==== DATASET

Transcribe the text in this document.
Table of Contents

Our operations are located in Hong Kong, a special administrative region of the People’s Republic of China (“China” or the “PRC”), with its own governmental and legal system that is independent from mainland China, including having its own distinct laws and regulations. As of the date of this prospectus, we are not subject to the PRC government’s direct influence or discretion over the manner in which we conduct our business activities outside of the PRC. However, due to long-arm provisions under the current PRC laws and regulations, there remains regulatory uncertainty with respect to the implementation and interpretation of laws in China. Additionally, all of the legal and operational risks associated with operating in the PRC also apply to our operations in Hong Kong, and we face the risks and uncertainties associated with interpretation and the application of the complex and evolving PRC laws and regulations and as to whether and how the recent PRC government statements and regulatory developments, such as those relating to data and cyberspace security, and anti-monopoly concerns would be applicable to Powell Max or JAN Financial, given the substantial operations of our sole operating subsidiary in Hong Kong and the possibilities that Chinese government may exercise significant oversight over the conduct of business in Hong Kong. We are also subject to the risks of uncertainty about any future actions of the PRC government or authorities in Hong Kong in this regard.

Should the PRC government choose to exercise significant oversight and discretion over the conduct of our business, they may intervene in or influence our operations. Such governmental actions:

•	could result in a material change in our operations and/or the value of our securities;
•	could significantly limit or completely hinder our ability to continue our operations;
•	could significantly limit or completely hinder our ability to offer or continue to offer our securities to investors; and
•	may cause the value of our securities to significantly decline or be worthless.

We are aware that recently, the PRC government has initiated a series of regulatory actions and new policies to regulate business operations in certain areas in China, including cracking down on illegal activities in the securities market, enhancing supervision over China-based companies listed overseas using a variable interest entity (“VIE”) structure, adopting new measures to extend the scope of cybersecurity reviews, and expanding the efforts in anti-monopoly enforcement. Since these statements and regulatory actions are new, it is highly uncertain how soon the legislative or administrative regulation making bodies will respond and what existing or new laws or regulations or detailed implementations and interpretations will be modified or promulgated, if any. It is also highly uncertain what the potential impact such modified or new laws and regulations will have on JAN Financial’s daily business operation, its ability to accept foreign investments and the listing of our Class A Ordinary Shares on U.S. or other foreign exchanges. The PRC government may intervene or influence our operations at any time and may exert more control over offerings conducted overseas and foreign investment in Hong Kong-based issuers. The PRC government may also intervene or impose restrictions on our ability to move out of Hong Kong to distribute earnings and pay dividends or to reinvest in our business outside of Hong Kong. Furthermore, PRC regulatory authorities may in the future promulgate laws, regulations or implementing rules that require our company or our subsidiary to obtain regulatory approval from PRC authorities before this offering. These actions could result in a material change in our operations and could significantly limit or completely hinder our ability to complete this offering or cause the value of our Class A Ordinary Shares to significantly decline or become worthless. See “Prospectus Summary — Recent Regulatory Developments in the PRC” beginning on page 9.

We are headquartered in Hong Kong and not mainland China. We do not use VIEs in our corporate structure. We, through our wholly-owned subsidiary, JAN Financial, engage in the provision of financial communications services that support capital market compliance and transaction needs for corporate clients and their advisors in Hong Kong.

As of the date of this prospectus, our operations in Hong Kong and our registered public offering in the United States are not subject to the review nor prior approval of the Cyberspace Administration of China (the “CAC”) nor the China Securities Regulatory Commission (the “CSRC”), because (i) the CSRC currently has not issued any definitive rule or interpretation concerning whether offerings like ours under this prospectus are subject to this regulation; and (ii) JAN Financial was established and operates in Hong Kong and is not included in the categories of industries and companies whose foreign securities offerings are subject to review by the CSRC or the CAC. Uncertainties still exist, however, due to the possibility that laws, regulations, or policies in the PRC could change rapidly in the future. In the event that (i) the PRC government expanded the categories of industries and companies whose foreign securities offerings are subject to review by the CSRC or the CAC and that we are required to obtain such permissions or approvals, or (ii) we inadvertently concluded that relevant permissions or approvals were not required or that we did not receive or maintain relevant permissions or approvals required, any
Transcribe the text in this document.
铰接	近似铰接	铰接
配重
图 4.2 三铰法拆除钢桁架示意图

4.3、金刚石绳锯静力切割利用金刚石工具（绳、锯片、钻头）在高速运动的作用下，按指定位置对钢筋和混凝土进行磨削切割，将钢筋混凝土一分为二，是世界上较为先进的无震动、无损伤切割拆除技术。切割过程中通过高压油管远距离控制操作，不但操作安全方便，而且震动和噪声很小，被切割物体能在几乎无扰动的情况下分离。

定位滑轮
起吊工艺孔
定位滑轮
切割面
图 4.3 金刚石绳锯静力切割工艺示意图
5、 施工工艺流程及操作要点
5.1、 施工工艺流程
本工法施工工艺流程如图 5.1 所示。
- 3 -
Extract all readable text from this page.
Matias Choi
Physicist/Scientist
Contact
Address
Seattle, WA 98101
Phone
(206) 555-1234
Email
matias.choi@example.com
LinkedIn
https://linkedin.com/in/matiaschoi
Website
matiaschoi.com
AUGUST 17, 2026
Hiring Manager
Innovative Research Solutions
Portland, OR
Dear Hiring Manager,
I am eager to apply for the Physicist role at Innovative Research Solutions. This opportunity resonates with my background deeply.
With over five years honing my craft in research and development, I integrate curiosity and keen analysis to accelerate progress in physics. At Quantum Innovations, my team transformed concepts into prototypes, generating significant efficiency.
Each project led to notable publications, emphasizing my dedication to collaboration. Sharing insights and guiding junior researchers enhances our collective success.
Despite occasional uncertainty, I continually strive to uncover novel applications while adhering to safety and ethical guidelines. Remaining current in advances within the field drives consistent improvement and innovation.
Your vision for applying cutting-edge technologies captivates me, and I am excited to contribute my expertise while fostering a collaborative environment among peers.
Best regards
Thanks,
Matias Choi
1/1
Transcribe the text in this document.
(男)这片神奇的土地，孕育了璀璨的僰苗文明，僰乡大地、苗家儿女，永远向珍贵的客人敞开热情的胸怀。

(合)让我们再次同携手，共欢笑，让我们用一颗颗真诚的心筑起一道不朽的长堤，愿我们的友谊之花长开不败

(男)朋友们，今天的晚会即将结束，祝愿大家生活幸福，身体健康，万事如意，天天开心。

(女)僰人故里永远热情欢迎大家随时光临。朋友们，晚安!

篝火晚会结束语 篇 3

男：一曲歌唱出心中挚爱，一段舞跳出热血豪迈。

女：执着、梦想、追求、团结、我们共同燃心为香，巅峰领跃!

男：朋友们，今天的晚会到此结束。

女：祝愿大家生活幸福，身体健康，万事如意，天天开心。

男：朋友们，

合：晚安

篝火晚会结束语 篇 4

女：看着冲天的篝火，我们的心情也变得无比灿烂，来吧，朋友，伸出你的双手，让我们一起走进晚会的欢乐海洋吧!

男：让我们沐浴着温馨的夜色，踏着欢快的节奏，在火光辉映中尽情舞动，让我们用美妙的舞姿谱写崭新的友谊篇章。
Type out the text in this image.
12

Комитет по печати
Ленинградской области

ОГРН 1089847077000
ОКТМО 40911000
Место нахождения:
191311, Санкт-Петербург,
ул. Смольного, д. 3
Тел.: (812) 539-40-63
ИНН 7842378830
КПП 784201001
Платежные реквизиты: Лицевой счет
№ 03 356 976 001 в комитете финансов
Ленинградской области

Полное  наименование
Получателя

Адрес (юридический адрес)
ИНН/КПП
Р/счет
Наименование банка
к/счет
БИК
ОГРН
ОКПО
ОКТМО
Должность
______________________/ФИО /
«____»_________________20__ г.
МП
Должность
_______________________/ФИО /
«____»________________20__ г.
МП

========

■ TO BE DONE:
Write out the entire listing exactly.

■ RESULT FOR THIS EXERCISE:
Transcribe the text in this document.
Table of Contents

Our operations are located in Hong Kong, a special administrative region of the People’s Republic of China (“China” or the “PRC”), with its own governmental and legal system that is independent from mainland China, including having its own distinct laws and regulations. As of the date of this prospectus, we are not subject to the PRC government’s direct influence or discretion over the manner in which we conduct our business activities outside of the PRC. However, due to long-arm provisions under the current PRC laws and regulations, there remains regulatory uncertainty with respect to the implementation and interpretation of laws in China. Additionally, all of the legal and operational risks associated with operating in the PRC also apply to our operations in Hong Kong, and we face the risks and uncertainties associated with interpretation and the application of the complex and evolving PRC laws and regulations and as to whether and how the recent PRC government statements and regulatory developments, such as those relating to data and cyberspace security, and anti-monopoly concerns would be applicable to Powell Max or JAN Financial, given the substantial operations of our sole operating subsidiary in Hong Kong and the possibilities that Chinese government may exercise significant oversight over the conduct of business in Hong Kong. We are also subject to the risks of uncertainty about any future actions of the PRC government or authorities in Hong Kong in this regard.

Should the PRC government choose to exercise significant oversight and discretion over the conduct of our business, they may intervene in or influence our operations. Such governmental actions:

•	could result in a material change in our operations and/or the value of our securities;
•	could significantly limit or completely hinder our ability to continue our operations;
•	could significantly limit or completely hinder our ability to offer or continue to offer our securities to investors; and
•	may cause the value of our securities to significantly decline or be worthless.

We are aware that recently, the PRC government has initiated a series of regulatory actions and new policies to regulate business operations in certain areas in China, including cracking down on illegal activities in the securities market, enhancing supervision over China-based companies listed overseas using a variable interest entity (“VIE”) structure, adopting new measures to extend the scope of cybersecurity reviews, and expanding the efforts in anti-monopoly enforcement. Since these statements and regulatory actions are new, it is highly uncertain how soon the legislative or administrative regulation making bodies will respond and what existing or new laws or regulations or detailed implementations and interpretations will be modified or promulgated, if any. It is also highly uncertain what the potential impact such modified or new laws and regulations will have on JAN Financial’s daily business operation, its ability to accept foreign investments and the listing of our Class A Ordinary Shares on U.S. or other foreign exchanges. The PRC government may intervene or influence our operations at any time and may exert more control over offerings conducted overseas and foreign investment in Hong Kong-based issuers. The PRC government may also intervene or impose restrictions on our ability to move out of Hong Kong to distribute earnings and pay dividends or to reinvest in our business outside of Hong Kong. Furthermore, PRC regulatory authorities may in the future promulgate laws, regulations or implementing rules that require our company or our subsidiary to obtain regulatory approval from PRC authorities before this offering. These actions could result in a material change in our operations and could significantly limit or completely hinder our ability to complete this offering or cause the value of our Class A Ordinary Shares to significantly decline or become worthless. See “Prospectus Summary — Recent Regulatory Developments in the PRC” beginning on page 9.

We are headquartered in Hong Kong and not mainland China. We do not use VIEs in our corporate structure. We, through our wholly-owned subsidiary, JAN Financial, engage in the provision of financial communications services that support capital market compliance and transaction needs for corporate clients and their advisors in Hong Kong.

As of the date of this prospectus, our operations in Hong Kong and our registered public offering in the United States are not subject to the review nor prior approval of the Cyberspace Administration of China (the “CAC”) nor the China Securities Regulatory Commission (the “CSRC”), because (i) the CSRC currently has not issued any definitive rule or interpretation concerning whether offerings like ours under this prospectus are subject to this regulation; and (ii) JAN Financial was established and operates in Hong Kong and is not included in the categories of industries and companies whose foreign securities offerings are subject to review by the CSRC or the CAC. Uncertainties still exist, however, due to the possibility that laws, regulations, or policies in the PRC could change rapidly in the future. In the event that (i) the PRC government expanded the categories of industries and companies whose foreign securities offerings are subject to review by the CSRC or the CAC and that we are required to obtain such permissions or approvals, or (ii) we inadvertently concluded that relevant permissions or approvals were not required or that we did not receive or maintain relevant permissions or approvals required, any
Transcribe the text in this document.
铰接	近似铰接	铰接
配重
图 4.2 三铰法拆除钢桁架示意图

4.3、金刚石绳锯静力切割利用金刚石工具（绳、锯片、钻头）在高速运动的作用下，按指定位置对钢筋和混凝土进行磨削切割，将钢筋混凝土一分为二，是世界上较为先进的无震动、无损伤切割拆除技术。切割过程中通过高压油管远距离控制操作，不但操作安全方便，而且震动和噪声很小，被切割物体能在几乎无扰动的情况下分离。

定位滑轮
起吊工艺孔
定位滑轮
切割面
图 4.3 金刚石绳锯静力切割工艺示意图
5、 施工工艺流程及操作要点
5.1、 施工工艺流程
本工法施工工艺流程如图 5.1 所示。
- 3 -
Extract all readable text from this page.
Matias Choi
Physicist/Scientist
Contact
Address
Seattle, WA 98101
Phone
(206) 555-1234
Email
matias.choi@example.com
LinkedIn
https://linkedin.com/in/matiaschoi
Website
matiaschoi.com
AUGUST 17, 2026
Hiring Manager
Innovative Research Solutions
Portland, OR
Dear Hiring Manager,
I am eager to apply for the Physicist role at Innovative Research Solutions. This opportunity resonates with my background deeply.
With over five years honing my craft in research and development, I integrate curiosity and keen analysis to accelerate progress in physics. At Quantum Innovations, my team transformed concepts into prototypes, generating significant efficiency.
Each project led to notable publications, emphasizing my dedication to collaboration. Sharing insights and guiding junior researchers enhances our collective success.
Despite occasional uncertainty, I continually strive to uncover novel applications while adhering to safety and ethical guidelines. Remaining current in advances within the field drives consistent improvement and innovation.
Your vision for applying cutting-edge technologies captivates me, and I am excited to contribute my expertise while fostering a collaborative environment among peers.
Best regards
Thanks,
Matias Choi
1/1
Transcribe the text in this document.
(男)这片神奇的土地，孕育了璀璨的僰苗文明，僰乡大地、苗家儿女，永远向珍贵的客人敞开热情的胸怀。

(合)让我们再次同携手，共欢笑，让我们用一颗颗真诚的心筑起一道不朽的长堤，愿我们的友谊之花长开不败

(男)朋友们，今天的晚会即将结束，祝愿大家生活幸福，身体健康，万事如意，天天开心。

(女)僰人故里永远热情欢迎大家随时光临。朋友们，晚安!

篝火晚会结束语 篇 3

男：一曲歌唱出心中挚爱，一段舞跳出热血豪迈。

女：执着、梦想、追求、团结、我们共同燃心为香，巅峰领跃!

男：朋友们，今天的晚会到此结束。

女：祝愿大家生活幸福，身体健康，万事如意，天天开心。

男：朋友们，

合：晚安

篝火晚会结束语 篇 4

女：看着冲天的篝火，我们的心情也变得无比灿烂，来吧，朋友，伸出你的双手，让我们一起走进晚会的欢乐海洋吧!

男：让我们沐浴着温馨的夜色，踏着欢快的节奏，在火光辉映中尽情舞动，让我们用美妙的舞姿谱写崭新的友谊篇章。
Type out the text in this image.
12

Комитет по печати
Ленинградской области

ОГРН 1089847077000
ОКТМО 40911000
Место нахождения:
191311, Санкт-Петербург,
ул. Смольного, д. 3
Тел.: (812) 539-40-63
ИНН 7842378830
КПП 784201001
Платежные реквизиты: Лицевой счет
№ 03 356 976 001 в комитете финансов
Ленинградской области

Полное  наименование
Получателя

Адрес (юридический адрес)
ИНН/КПП
Р/счет
Наименование банка
к/счет
БИК
ОГРН
ОКПО
ОКТМО
Должность
______________________/ФИО /
«____»_________________20__ г.
МП
Должность
_______________________/ФИО /
«____»________________20__ г.
МП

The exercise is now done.